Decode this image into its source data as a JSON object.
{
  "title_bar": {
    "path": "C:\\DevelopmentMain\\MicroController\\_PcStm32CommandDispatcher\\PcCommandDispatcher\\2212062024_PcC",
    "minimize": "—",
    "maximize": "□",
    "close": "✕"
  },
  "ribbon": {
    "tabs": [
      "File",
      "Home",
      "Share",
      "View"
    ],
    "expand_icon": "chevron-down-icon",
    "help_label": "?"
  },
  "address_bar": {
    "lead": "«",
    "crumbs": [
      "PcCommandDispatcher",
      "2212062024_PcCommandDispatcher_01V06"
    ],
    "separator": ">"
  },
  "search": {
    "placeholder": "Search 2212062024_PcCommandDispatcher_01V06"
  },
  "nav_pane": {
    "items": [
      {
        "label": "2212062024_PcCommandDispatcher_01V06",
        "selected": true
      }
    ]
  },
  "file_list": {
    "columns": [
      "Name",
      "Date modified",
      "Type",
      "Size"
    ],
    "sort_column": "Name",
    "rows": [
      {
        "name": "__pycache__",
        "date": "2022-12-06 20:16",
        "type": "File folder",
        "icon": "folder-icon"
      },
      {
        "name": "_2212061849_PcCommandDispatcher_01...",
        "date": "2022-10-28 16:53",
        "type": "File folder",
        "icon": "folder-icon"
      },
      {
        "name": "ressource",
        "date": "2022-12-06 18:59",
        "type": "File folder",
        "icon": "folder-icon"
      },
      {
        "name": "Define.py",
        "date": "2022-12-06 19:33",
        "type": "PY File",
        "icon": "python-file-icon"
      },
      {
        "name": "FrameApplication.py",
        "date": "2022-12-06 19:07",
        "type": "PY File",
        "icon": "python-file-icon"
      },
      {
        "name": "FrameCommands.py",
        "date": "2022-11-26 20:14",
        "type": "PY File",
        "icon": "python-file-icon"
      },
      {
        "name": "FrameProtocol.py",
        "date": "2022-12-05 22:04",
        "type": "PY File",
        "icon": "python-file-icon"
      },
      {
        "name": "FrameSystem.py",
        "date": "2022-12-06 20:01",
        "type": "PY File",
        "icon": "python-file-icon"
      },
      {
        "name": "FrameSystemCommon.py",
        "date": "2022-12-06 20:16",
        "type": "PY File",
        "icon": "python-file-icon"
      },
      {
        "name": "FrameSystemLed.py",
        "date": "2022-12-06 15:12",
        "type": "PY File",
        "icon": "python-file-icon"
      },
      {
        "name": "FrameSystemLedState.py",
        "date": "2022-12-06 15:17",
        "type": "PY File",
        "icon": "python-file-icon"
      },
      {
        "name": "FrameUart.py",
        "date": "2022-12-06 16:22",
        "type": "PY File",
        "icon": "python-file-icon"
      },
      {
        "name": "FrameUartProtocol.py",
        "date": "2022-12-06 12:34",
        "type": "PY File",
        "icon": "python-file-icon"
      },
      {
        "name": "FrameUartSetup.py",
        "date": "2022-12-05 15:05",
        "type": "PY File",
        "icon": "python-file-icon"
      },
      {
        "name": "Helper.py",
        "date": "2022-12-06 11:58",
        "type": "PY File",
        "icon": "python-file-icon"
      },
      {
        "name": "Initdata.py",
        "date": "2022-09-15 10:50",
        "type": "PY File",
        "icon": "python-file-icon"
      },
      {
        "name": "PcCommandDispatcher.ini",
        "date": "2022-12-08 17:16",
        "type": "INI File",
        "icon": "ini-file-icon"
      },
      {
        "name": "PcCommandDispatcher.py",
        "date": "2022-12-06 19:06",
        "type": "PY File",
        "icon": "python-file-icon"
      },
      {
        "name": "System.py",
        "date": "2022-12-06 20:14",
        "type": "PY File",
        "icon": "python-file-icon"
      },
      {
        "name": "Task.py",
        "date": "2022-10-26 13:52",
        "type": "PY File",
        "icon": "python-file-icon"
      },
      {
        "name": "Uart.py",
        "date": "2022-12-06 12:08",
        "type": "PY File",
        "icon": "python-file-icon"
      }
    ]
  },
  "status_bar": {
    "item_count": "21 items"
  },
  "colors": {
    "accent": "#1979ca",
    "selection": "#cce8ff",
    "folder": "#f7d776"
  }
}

TASK DIRECTIONS: Can you restate every record above word for word?

ANSWER TO THIS PROBLEM:
Decode this image into its source data as a JSON object.
{
  "title_bar": {
    "path": "C:\\DevelopmentMain\\MicroController\\_PcStm32CommandDispatcher\\PcCommandDispatcher\\2212062024_PcC",
    "minimize": "—",
    "maximize": "□",
    "close": "✕"
  },
  "ribbon": {
    "tabs": [
      "File",
      "Home",
      "Share",
      "View"
    ],
    "expand_icon": "chevron-down-icon",
    "help_label": "?"
  },
  "address_bar": {
    "lead": "«",
    "crumbs": [
      "PcCommandDispatcher",
      "2212062024_PcCommandDispatcher_01V06"
    ],
    "separator": ">"
  },
  "search": {
    "placeholder": "Search 2212062024_PcCommandDispatcher_01V06"
  },
  "nav_pane": {
    "items": [
      {
        "label": "2212062024_PcCommandDispatcher_01V06",
        "selected": true
      }
    ]
  },
  "file_list": {
    "columns": [
      "Name",
      "Date modified",
      "Type",
      "Size"
    ],
    "sort_column": "Name",
    "rows": [
      {
        "name": "__pycache__",
        "date": "2022-12-06 20:16",
        "type": "File folder",
        "icon": "folder-icon"
      },
      {
        "name": "_2212061849_PcCommandDispatcher_01...",
        "date": "2022-10-28 16:53",
        "type": "File folder",
        "icon": "folder-icon"
      },
      {
        "name": "ressource",
        "date": "2022-12-06 18:59",
        "type": "File folder",
        "icon": "folder-icon"
      },
      {
        "name": "Define.py",
        "date": "2022-12-06 19:33",
        "type": "PY File",
        "icon": "python-file-icon"
      },
      {
        "name": "FrameApplication.py",
        "date": "2022-12-06 19:07",
        "type": "PY File",
        "icon": "python-file-icon"
      },
      {
        "name": "FrameCommands.py",
        "date": "2022-11-26 20:14",
        "type": "PY File",
        "icon": "python-file-icon"
      },
      {
        "name": "FrameProtocol.py",
        "date": "2022-12-05 22:04",
        "type": "PY File",
        "icon": "python-file-icon"
      },
      {
        "name": "FrameSystem.py",
        "date": "2022-12-06 20:01",
        "type": "PY File",
        "icon": "python-file-icon"
      },
      {
        "name": "FrameSystemCommon.py",
        "date": "2022-12-06 20:16",
        "type": "PY File",
        "icon": "python-file-icon"
      },
      {
        "name": "FrameSystemLed.py",
        "date": "2022-12-06 15:12",
        "type": "PY File",
        "icon": "python-file-icon"
      },
      {
        "name": "FrameSystemLedState.py",
        "date": "2022-12-06 15:17",
        "type": "PY File",
        "icon": "python-file-icon"
      },
      {
        "name": "FrameUart.py",
        "date": "2022-12-06 16:22",
        "type": "PY File",
        "icon": "python-file-icon"
      },
      {
        "name": "FrameUartProtocol.py",
        "date": "2022-12-06 12:34",
        "type": "PY File",
        "icon": "python-file-icon"
      },
      {
        "name": "FrameUartSetup.py",
        "date": "2022-12-05 15:05",
        "type": "PY File",
        "icon": "python-file-icon"
      },
      {
        "name": "Helper.py",
        "date": "2022-12-06 11:58",
        "type": "PY File",
        "icon": "python-file-icon"
      },
      {
        "name": "Initdata.py",
        "date": "2022-09-15 10:50",
        "type": "PY File",
        "icon": "python-file-icon"
      },
      {
        "name": "PcCommandDispatcher.ini",
        "date": "2022-12-08 17:16",
        "type": "INI File",
        "icon": "ini-file-icon"
      },
      {
        "name": "PcCommandDispatcher.py",
        "date": "2022-12-06 19:06",
        "type": "PY File",
        "icon": "python-file-icon"
      },
      {
        "name": "System.py",
        "date": "2022-12-06 20:14",
        "type": "PY File",
        "icon": "python-file-icon"
      },
      {
        "name": "Task.py",
        "date": "2022-10-26 13:52",
        "type": "PY File",
        "icon": "python-file-icon"
      },
      {
        "name": "Uart.py",
        "date": "2022-12-06 12:08",
        "type": "PY File",
        "icon": "python-file-icon"
      }
    ]
  },
  "status_bar": {
    "item_count": "21 items"
  },
  "colors": {
    "accent": "#1979ca",
    "selection": "#cce8ff",
    "folder": "#f7d776"
  }
}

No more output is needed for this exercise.